» Exercise
Leave out the pictures and copy everything else in the entries exactly.

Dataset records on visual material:

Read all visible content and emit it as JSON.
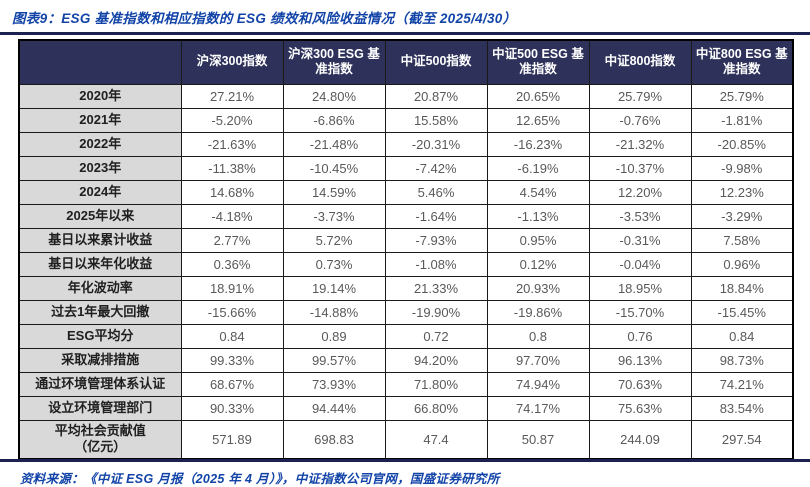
{
  "figure": {
    "title": "图表9：ESG 基准指数和相应指数的 ESG 绩效和风险收益情况（截至 2025/4/30）",
    "source": "资料来源：《中证 ESG 月报（2025 年 4 月）》，中证指数公司官网，国盛证券研究所"
  },
  "colors": {
    "header_bg": "#2E325B",
    "title_blue": "#1244A8",
    "rule_navy": "#1C2150",
    "label_bg": "#D9D9D9",
    "label_text": "#1F1F1F",
    "value_text": "#595959",
    "grid": "#1A1A1A"
  },
  "chart_data": {
    "type": "table",
    "columns": [
      "",
      "沪深300指数",
      "沪深300 ESG 基准指数",
      "中证500指数",
      "中证500 ESG 基准指数",
      "中证800指数",
      "中证800 ESG 基准指数"
    ],
    "rows": [
      {
        "label": "2020年",
        "values": [
          "27.21%",
          "24.80%",
          "20.87%",
          "20.65%",
          "25.79%",
          "25.79%"
        ]
      },
      {
        "label": "2021年",
        "values": [
          "-5.20%",
          "-6.86%",
          "15.58%",
          "12.65%",
          "-0.76%",
          "-1.81%"
        ]
      },
      {
        "label": "2022年",
        "values": [
          "-21.63%",
          "-21.48%",
          "-20.31%",
          "-16.23%",
          "-21.32%",
          "-20.85%"
        ]
      },
      {
        "label": "2023年",
        "values": [
          "-11.38%",
          "-10.45%",
          "-7.42%",
          "-6.19%",
          "-10.37%",
          "-9.98%"
        ]
      },
      {
        "label": "2024年",
        "values": [
          "14.68%",
          "14.59%",
          "5.46%",
          "4.54%",
          "12.20%",
          "12.23%"
        ]
      },
      {
        "label": "2025年以来",
        "values": [
          "-4.18%",
          "-3.73%",
          "-1.64%",
          "-1.13%",
          "-3.53%",
          "-3.29%"
        ]
      },
      {
        "label": "基日以来累计收益",
        "values": [
          "2.77%",
          "5.72%",
          "-7.93%",
          "0.95%",
          "-0.31%",
          "7.58%"
        ]
      },
      {
        "label": "基日以来年化收益",
        "values": [
          "0.36%",
          "0.73%",
          "-1.08%",
          "0.12%",
          "-0.04%",
          "0.96%"
        ]
      },
      {
        "label": "年化波动率",
        "values": [
          "18.91%",
          "19.14%",
          "21.33%",
          "20.93%",
          "18.95%",
          "18.84%"
        ]
      },
      {
        "label": "过去1年最大回撤",
        "values": [
          "-15.66%",
          "-14.88%",
          "-19.90%",
          "-19.86%",
          "-15.70%",
          "-15.45%"
        ]
      },
      {
        "label": "ESG平均分",
        "values": [
          "0.84",
          "0.89",
          "0.72",
          "0.8",
          "0.76",
          "0.84"
        ]
      },
      {
        "label": "采取减排措施",
        "values": [
          "99.33%",
          "99.57%",
          "94.20%",
          "97.70%",
          "96.13%",
          "98.73%"
        ]
      },
      {
        "label": "通过环境管理体系认证",
        "values": [
          "68.67%",
          "73.93%",
          "71.80%",
          "74.94%",
          "70.63%",
          "74.21%"
        ]
      },
      {
        "label": "设立环境管理部门",
        "values": [
          "90.33%",
          "94.44%",
          "66.80%",
          "74.17%",
          "75.63%",
          "83.54%"
        ]
      },
      {
        "label": "平均社会贡献值\n（亿元）",
        "values": [
          "571.89",
          "698.83",
          "47.4",
          "50.87",
          "244.09",
          "297.54"
        ]
      }
    ]
  }
}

» Result
Read all visible content and emit it as JSON.
{
  "figure": {
    "title": "图表9：ESG 基准指数和相应指数的 ESG 绩效和风险收益情况（截至 2025/4/30）",
    "source": "资料来源：《中证 ESG 月报（2025 年 4 月）》，中证指数公司官网，国盛证券研究所"
  },
  "colors": {
    "header_bg": "#2E325B",
    "title_blue": "#1244A8",
    "rule_navy": "#1C2150",
    "label_bg": "#D9D9D9",
    "label_text": "#1F1F1F",
    "value_text": "#595959",
    "grid": "#1A1A1A"
  },
  "chart_data": {
    "type": "table",
    "columns": [
      "",
      "沪深300指数",
      "沪深300 ESG 基准指数",
      "中证500指数",
      "中证500 ESG 基准指数",
      "中证800指数",
      "中证800 ESG 基准指数"
    ],
    "rows": [
      {
        "label": "2020年",
        "values": [
          "27.21%",
          "24.80%",
          "20.87%",
          "20.65%",
          "25.79%",
          "25.79%"
        ]
      },
      {
        "label": "2021年",
        "values": [
          "-5.20%",
          "-6.86%",
          "15.58%",
          "12.65%",
          "-0.76%",
          "-1.81%"
        ]
      },
      {
        "label": "2022年",
        "values": [
          "-21.63%",
          "-21.48%",
          "-20.31%",
          "-16.23%",
          "-21.32%",
          "-20.85%"
        ]
      },
      {
        "label": "2023年",
        "values": [
          "-11.38%",
          "-10.45%",
          "-7.42%",
          "-6.19%",
          "-10.37%",
          "-9.98%"
        ]
      },
      {
        "label": "2024年",
        "values": [
          "14.68%",
          "14.59%",
          "5.46%",
          "4.54%",
          "12.20%",
          "12.23%"
        ]
      },
      {
        "label": "2025年以来",
        "values": [
          "-4.18%",
          "-3.73%",
          "-1.64%",
          "-1.13%",
          "-3.53%",
          "-3.29%"
        ]
      },
      {
        "label": "基日以来累计收益",
        "values": [
          "2.77%",
          "5.72%",
          "-7.93%",
          "0.95%",
          "-0.31%",
          "7.58%"
        ]
      },
      {
        "label": "基日以来年化收益",
        "values": [
          "0.36%",
          "0.73%",
          "-1.08%",
          "0.12%",
          "-0.04%",
          "0.96%"
        ]
      },
      {
        "label": "年化波动率",
        "values": [
          "18.91%",
          "19.14%",
          "21.33%",
          "20.93%",
          "18.95%",
          "18.84%"
        ]
      },
      {
        "label": "过去1年最大回撤",
        "values": [
          "-15.66%",
          "-14.88%",
          "-19.90%",
          "-19.86%",
          "-15.70%",
          "-15.45%"
        ]
      },
      {
        "label": "ESG平均分",
        "values": [
          "0.84",
          "0.89",
          "0.72",
          "0.8",
          "0.76",
          "0.84"
        ]
      },
      {
        "label": "采取减排措施",
        "values": [
          "99.33%",
          "99.57%",
          "94.20%",
          "97.70%",
          "96.13%",
          "98.73%"
        ]
      },
      {
        "label": "通过环境管理体系认证",
        "values": [
          "68.67%",
          "73.93%",
          "71.80%",
          "74.94%",
          "70.63%",
          "74.21%"
        ]
      },
      {
        "label": "设立环境管理部门",
        "values": [
          "90.33%",
          "94.44%",
          "66.80%",
          "74.17%",
          "75.63%",
          "83.54%"
        ]
      },
      {
        "label": "平均社会贡献值\n（亿元）",
        "values": [
          "571.89",
          "698.83",
          "47.4",
          "50.87",
          "244.09",
          "297.54"
        ]
      }
    ]
  }
}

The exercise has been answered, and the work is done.